• [Aim of the exercise]:
Among the lines of this listing, determine how many contain the string "party". Answer with the number only.

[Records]
>>>

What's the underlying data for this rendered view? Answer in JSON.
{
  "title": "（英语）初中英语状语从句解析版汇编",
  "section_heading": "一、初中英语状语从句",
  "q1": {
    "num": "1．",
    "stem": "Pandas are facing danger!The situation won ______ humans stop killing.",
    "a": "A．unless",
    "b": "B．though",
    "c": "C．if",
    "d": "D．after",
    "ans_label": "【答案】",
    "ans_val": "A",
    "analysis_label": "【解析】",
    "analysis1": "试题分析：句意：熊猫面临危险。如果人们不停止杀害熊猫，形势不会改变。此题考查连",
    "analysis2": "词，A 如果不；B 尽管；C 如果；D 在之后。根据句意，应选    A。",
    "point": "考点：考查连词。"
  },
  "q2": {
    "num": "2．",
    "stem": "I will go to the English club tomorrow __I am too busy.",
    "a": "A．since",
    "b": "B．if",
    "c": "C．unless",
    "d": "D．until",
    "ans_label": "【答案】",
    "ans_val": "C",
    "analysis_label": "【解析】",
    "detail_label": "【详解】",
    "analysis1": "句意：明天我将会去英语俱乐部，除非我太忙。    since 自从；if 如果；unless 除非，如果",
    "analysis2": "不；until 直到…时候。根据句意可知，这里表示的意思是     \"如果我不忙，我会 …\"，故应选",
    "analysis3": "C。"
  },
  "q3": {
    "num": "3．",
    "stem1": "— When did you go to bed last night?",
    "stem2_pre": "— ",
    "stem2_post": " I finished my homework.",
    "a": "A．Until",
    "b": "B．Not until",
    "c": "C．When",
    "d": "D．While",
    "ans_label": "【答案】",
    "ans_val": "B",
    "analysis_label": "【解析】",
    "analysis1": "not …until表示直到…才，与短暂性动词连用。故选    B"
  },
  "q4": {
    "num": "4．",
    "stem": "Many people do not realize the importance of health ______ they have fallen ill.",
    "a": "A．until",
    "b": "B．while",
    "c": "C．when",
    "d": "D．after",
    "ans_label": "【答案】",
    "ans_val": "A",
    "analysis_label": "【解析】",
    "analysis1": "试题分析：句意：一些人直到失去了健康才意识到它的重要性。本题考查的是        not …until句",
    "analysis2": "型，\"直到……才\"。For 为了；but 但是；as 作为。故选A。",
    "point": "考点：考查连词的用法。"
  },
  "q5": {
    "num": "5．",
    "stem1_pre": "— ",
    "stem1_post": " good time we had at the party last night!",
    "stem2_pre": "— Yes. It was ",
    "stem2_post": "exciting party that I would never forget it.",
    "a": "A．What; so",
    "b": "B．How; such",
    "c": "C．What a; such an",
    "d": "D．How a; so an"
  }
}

<<<

• [Result of this task]:
2